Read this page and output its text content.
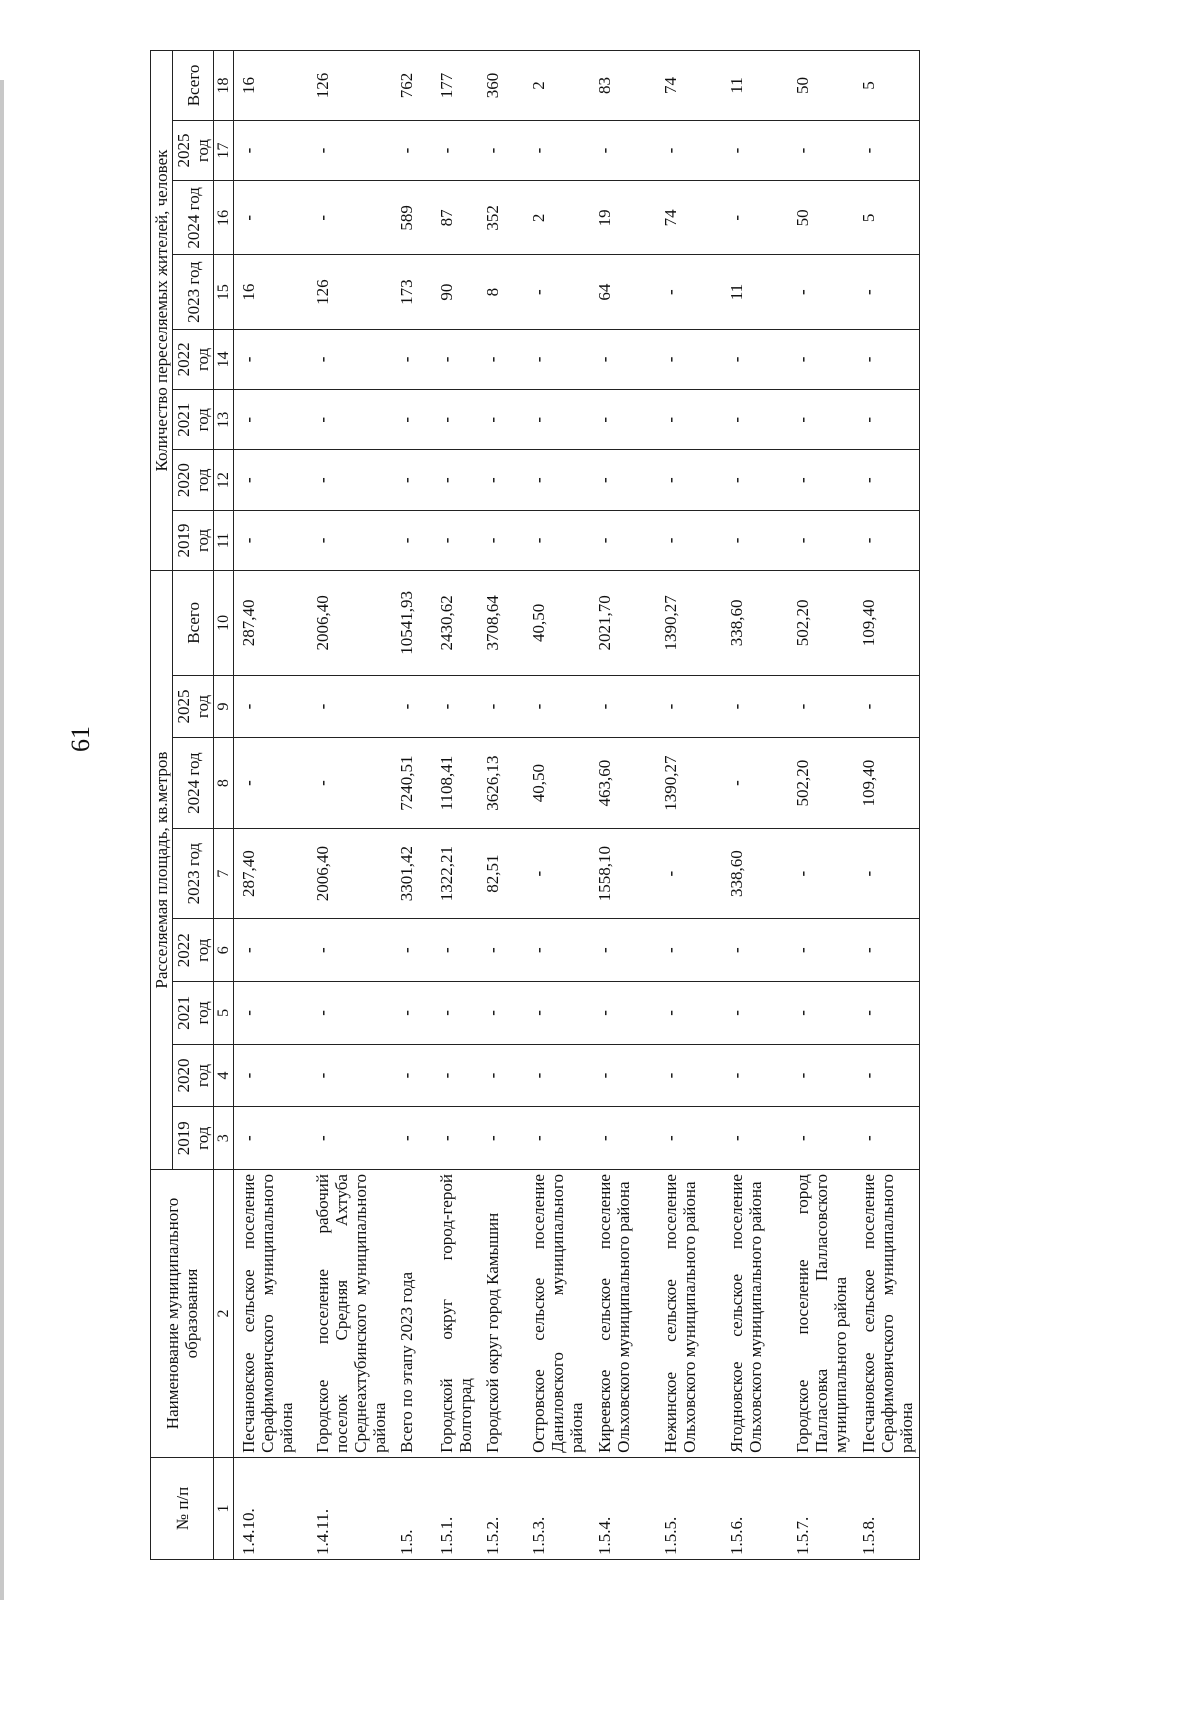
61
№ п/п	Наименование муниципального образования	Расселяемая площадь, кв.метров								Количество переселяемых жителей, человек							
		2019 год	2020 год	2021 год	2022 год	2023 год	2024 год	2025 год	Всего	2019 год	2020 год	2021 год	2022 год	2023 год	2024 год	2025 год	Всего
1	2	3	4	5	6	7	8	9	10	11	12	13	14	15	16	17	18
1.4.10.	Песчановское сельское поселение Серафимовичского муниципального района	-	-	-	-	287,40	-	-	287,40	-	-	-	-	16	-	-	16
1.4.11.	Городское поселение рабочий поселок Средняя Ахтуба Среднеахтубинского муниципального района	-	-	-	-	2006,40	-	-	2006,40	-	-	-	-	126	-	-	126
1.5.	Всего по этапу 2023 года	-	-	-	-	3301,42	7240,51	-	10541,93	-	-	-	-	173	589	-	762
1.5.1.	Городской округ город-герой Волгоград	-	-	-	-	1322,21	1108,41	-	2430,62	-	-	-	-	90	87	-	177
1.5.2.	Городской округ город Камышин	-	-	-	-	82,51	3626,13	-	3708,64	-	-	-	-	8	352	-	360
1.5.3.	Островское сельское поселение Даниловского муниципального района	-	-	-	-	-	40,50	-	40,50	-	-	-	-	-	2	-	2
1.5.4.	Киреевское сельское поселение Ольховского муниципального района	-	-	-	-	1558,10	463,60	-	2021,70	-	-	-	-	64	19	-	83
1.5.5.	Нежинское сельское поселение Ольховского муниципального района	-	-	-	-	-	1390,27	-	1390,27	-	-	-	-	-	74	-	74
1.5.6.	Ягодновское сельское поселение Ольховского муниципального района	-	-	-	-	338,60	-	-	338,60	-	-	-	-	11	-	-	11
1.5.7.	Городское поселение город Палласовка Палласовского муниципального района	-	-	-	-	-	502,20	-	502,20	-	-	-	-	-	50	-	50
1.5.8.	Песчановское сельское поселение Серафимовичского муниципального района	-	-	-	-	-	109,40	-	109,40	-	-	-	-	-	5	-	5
++++++++++++++++++++
Give the entries again word for word, but skip the pictures.

- [TASK OUTPUT]:
Read this page and output its text content.
61
№ п/п	Наименование муниципального образования	Расселяемая площадь, кв.метров								Количество переселяемых жителей, человек							
		2019 год	2020 год	2021 год	2022 год	2023 год	2024 год	2025 год	Всего	2019 год	2020 год	2021 год	2022 год	2023 год	2024 год	2025 год	Всего
1	2	3	4	5	6	7	8	9	10	11	12	13	14	15	16	17	18
1.4.10.	Песчановское сельское поселение Серафимовичского муниципального района	-	-	-	-	287,40	-	-	287,40	-	-	-	-	16	-	-	16
1.4.11.	Городское поселение рабочий поселок Средняя Ахтуба Среднеахтубинского муниципального района	-	-	-	-	2006,40	-	-	2006,40	-	-	-	-	126	-	-	126
1.5.	Всего по этапу 2023 года	-	-	-	-	3301,42	7240,51	-	10541,93	-	-	-	-	173	589	-	762
1.5.1.	Городской округ город-герой Волгоград	-	-	-	-	1322,21	1108,41	-	2430,62	-	-	-	-	90	87	-	177
1.5.2.	Городской округ город Камышин	-	-	-	-	82,51	3626,13	-	3708,64	-	-	-	-	8	352	-	360
1.5.3.	Островское сельское поселение Даниловского муниципального района	-	-	-	-	-	40,50	-	40,50	-	-	-	-	-	2	-	2
1.5.4.	Киреевское сельское поселение Ольховского муниципального района	-	-	-	-	1558,10	463,60	-	2021,70	-	-	-	-	64	19	-	83
1.5.5.	Нежинское сельское поселение Ольховского муниципального района	-	-	-	-	-	1390,27	-	1390,27	-	-	-	-	-	74	-	74
1.5.6.	Ягодновское сельское поселение Ольховского муниципального района	-	-	-	-	338,60	-	-	338,60	-	-	-	-	11	-	-	11
1.5.7.	Городское поселение город Палласовка Палласовского муниципального района	-	-	-	-	-	502,20	-	502,20	-	-	-	-	-	50	-	50
1.5.8.	Песчановское сельское поселение Серафимовичского муниципального района	-	-	-	-	-	109,40	-	109,40	-	-	-	-	-	5	-	5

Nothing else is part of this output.